### Requirements
Output the material beneath this task exactly, images excluded.

### Extracted data
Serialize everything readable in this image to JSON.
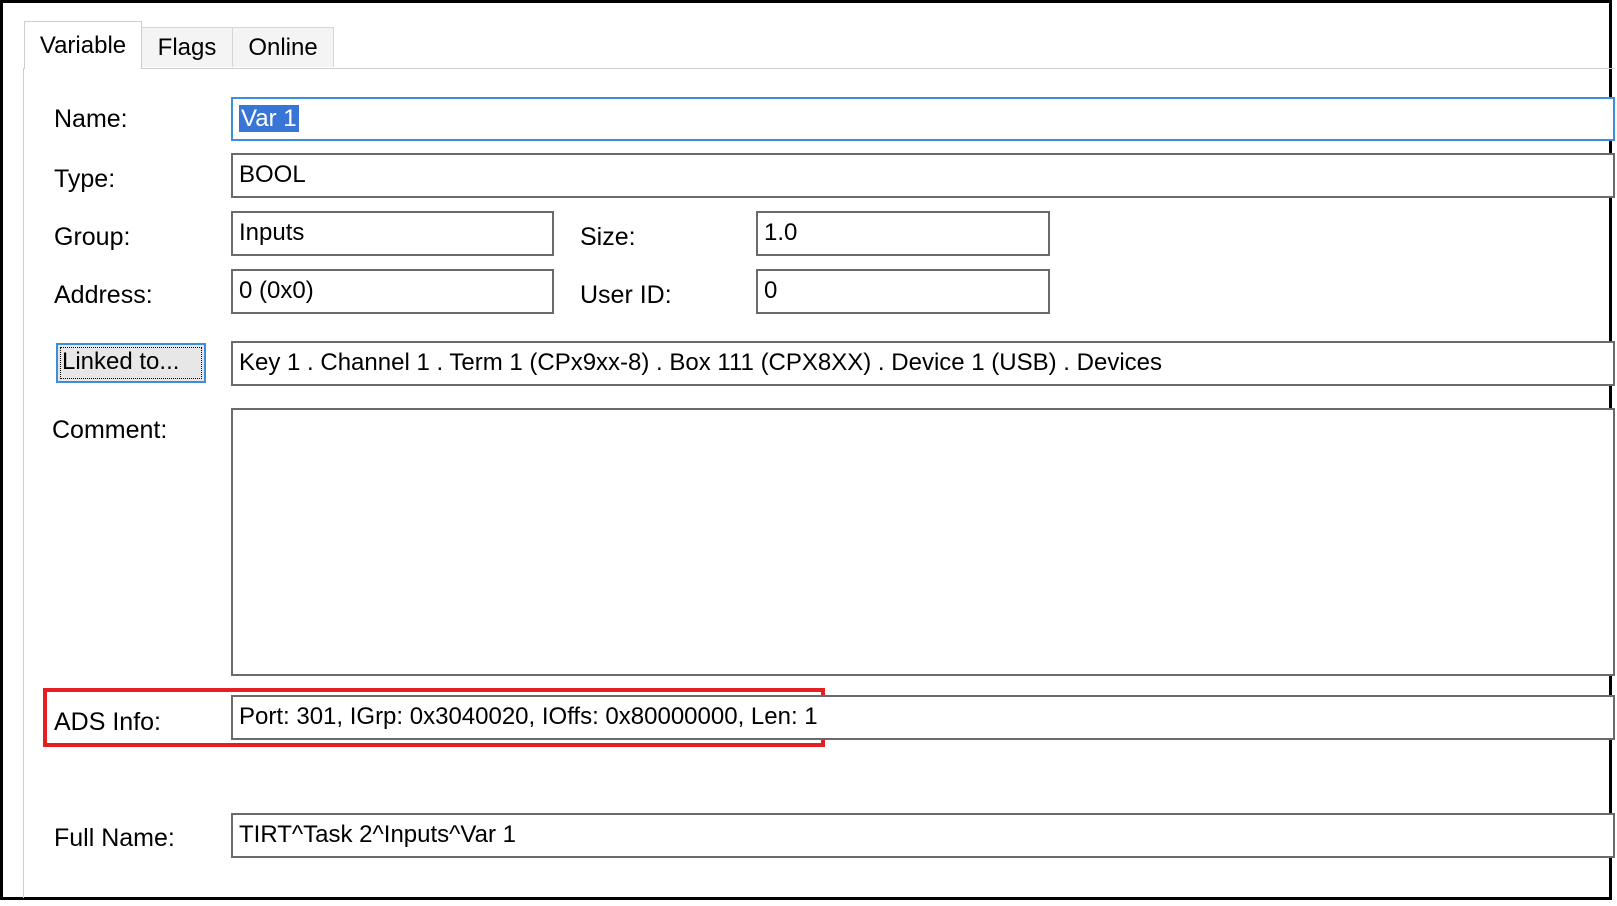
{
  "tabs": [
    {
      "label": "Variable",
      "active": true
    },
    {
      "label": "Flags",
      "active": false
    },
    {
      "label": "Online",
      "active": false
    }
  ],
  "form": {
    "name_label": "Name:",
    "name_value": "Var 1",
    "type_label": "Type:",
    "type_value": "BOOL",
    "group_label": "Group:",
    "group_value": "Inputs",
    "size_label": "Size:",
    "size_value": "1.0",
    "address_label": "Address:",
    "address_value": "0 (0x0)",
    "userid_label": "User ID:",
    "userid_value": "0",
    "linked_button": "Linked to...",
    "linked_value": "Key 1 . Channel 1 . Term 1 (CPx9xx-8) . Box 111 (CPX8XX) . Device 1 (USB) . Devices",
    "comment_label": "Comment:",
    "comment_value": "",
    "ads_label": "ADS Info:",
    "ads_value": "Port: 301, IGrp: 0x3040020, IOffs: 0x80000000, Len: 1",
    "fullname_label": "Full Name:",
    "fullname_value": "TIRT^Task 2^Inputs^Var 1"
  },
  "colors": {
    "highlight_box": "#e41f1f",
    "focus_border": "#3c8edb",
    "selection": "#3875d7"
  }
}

### Exercise response
Serialize everything readable in this image to JSON.
{
  "tabs": [
    {
      "label": "Variable",
      "active": true
    },
    {
      "label": "Flags",
      "active": false
    },
    {
      "label": "Online",
      "active": false
    }
  ],
  "form": {
    "name_label": "Name:",
    "name_value": "Var 1",
    "type_label": "Type:",
    "type_value": "BOOL",
    "group_label": "Group:",
    "group_value": "Inputs",
    "size_label": "Size:",
    "size_value": "1.0",
    "address_label": "Address:",
    "address_value": "0 (0x0)",
    "userid_label": "User ID:",
    "userid_value": "0",
    "linked_button": "Linked to...",
    "linked_value": "Key 1 . Channel 1 . Term 1 (CPx9xx-8) . Box 111 (CPX8XX) . Device 1 (USB) . Devices",
    "comment_label": "Comment:",
    "comment_value": "",
    "ads_label": "ADS Info:",
    "ads_value": "Port: 301, IGrp: 0x3040020, IOffs: 0x80000000, Len: 1",
    "fullname_label": "Full Name:",
    "fullname_value": "TIRT^Task 2^Inputs^Var 1"
  },
  "colors": {
    "highlight_box": "#e41f1f",
    "focus_border": "#3c8edb",
    "selection": "#3875d7"
  }
}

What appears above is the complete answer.